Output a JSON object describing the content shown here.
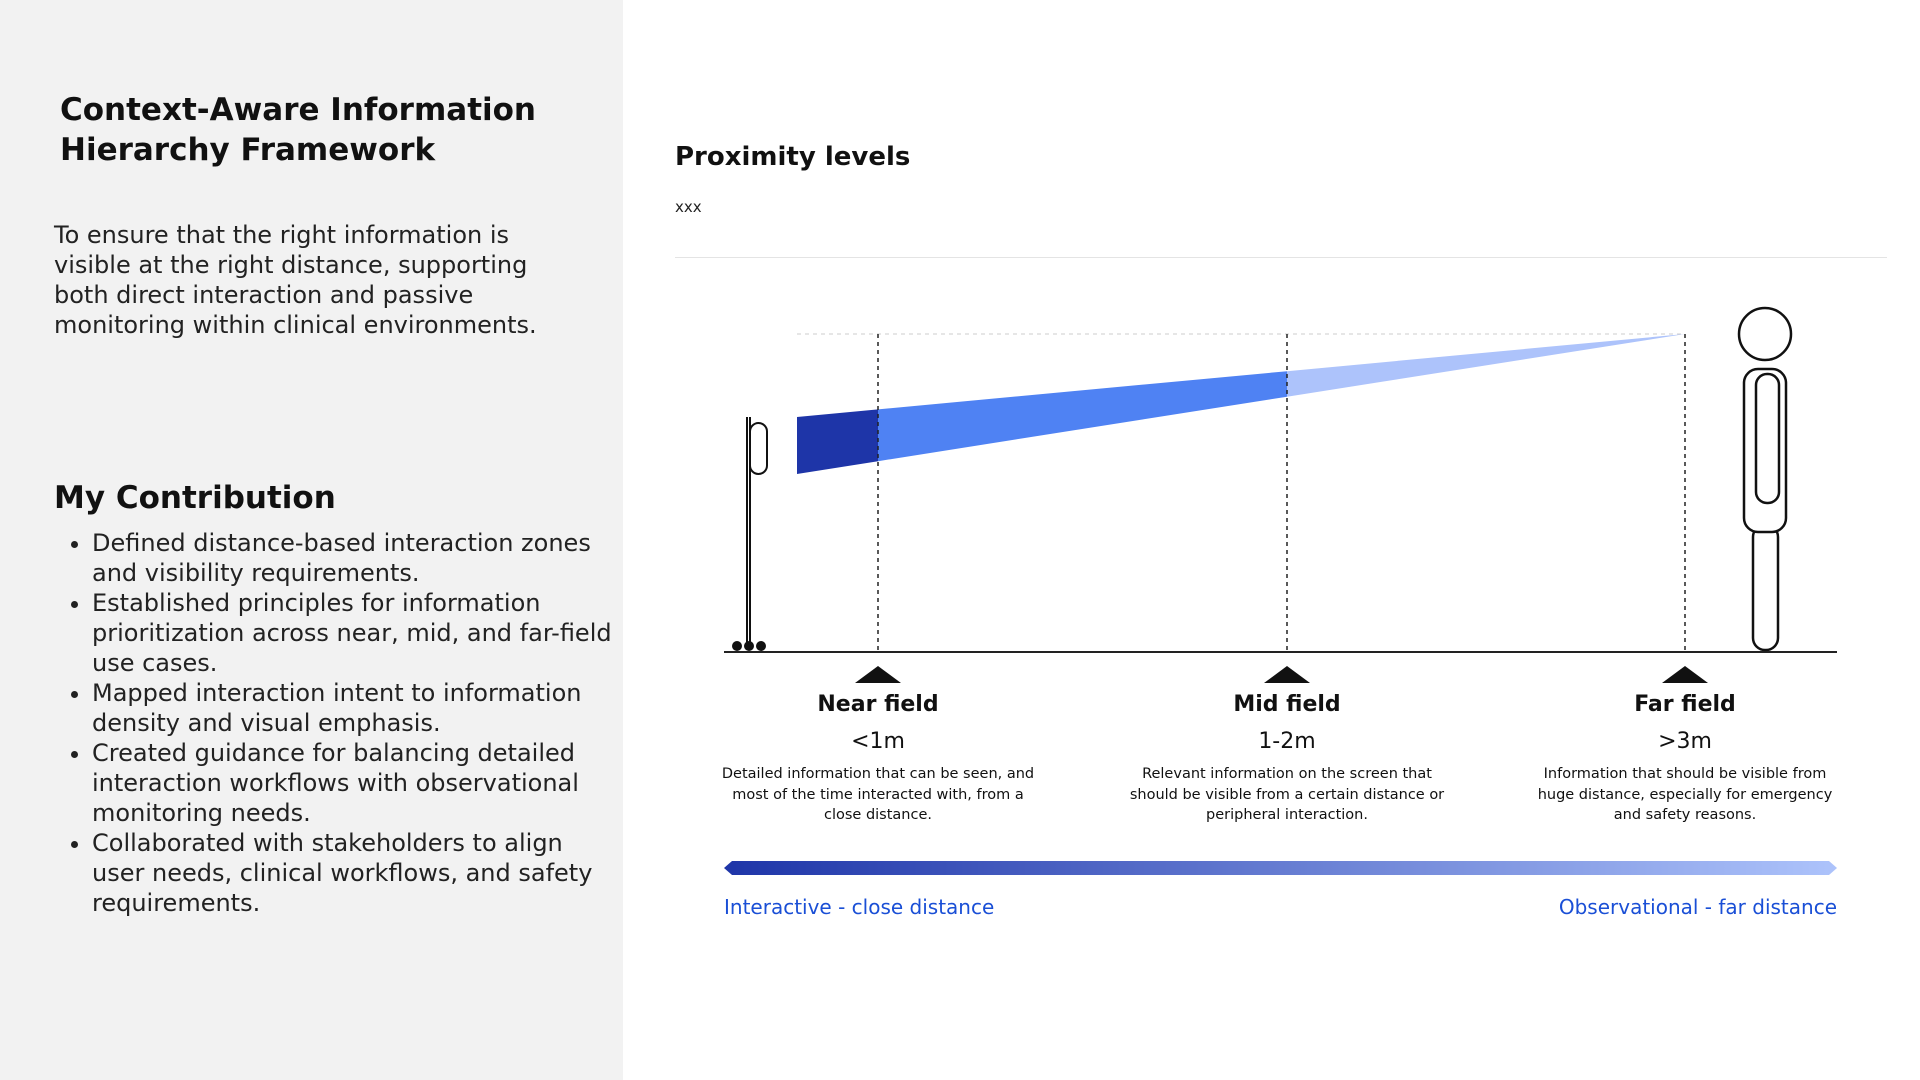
{
  "sidebar": {
    "title": "Context-Aware Information Hierarchy Framework",
    "intro": "To ensure that the right information is visible at the right distance, supporting both direct interaction and passive monitoring within clinical environments.",
    "contribution": {
      "heading": "My Contribution",
      "items": [
        "Defined distance-based interaction zones and visibility requirements.",
        "Established principles for information prioritization across near, mid, and far-field use cases.",
        "Mapped interaction intent to information density and visual emphasis.",
        "Created guidance for balancing detailed interaction workflows with observational monitoring needs.",
        "Collaborated with stakeholders to align user needs, clinical workflows, and safety requirements."
      ]
    }
  },
  "diagram": {
    "title": "Proximity levels",
    "subtitle": "xxx",
    "zones": [
      {
        "label": "Near field",
        "distance": "<1m",
        "description": "Detailed information that can be seen, and most of the time interacted with, from a close distance."
      },
      {
        "label": "Mid field",
        "distance": "1-2m",
        "description": "Relevant information on the screen that should be visible from a certain distance or peripheral interaction."
      },
      {
        "label": "Far field",
        "distance": ">3m",
        "description": "Information that should be visible from huge distance, especially for emergency and safety reasons."
      }
    ],
    "scale": {
      "left": "Interactive - close distance",
      "right": "Observational - far distance"
    }
  }
}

== Description of the task ==
The data above needs to be retyped exactly, with the images left out.

== Worked solution ==
Output a JSON object describing the content shown here.
{
  "sidebar": {
    "title": "Context-Aware Information Hierarchy Framework",
    "intro": "To ensure that the right information is visible at the right distance, supporting both direct interaction and passive monitoring within clinical environments.",
    "contribution": {
      "heading": "My Contribution",
      "items": [
        "Defined distance-based interaction zones and visibility requirements.",
        "Established principles for information prioritization across near, mid, and far-field use cases.",
        "Mapped interaction intent to information density and visual emphasis.",
        "Created guidance for balancing detailed interaction workflows with observational monitoring needs.",
        "Collaborated with stakeholders to align user needs, clinical workflows, and safety requirements."
      ]
    }
  },
  "diagram": {
    "title": "Proximity levels",
    "subtitle": "xxx",
    "zones": [
      {
        "label": "Near field",
        "distance": "<1m",
        "description": "Detailed information that can be seen, and most of the time interacted with, from a close distance."
      },
      {
        "label": "Mid field",
        "distance": "1-2m",
        "description": "Relevant information on the screen that should be visible from a certain distance or peripheral interaction."
      },
      {
        "label": "Far field",
        "distance": ">3m",
        "description": "Information that should be visible from huge distance, especially for emergency and safety reasons."
      }
    ],
    "scale": {
      "left": "Interactive - close distance",
      "right": "Observational - far distance"
    }
  }
}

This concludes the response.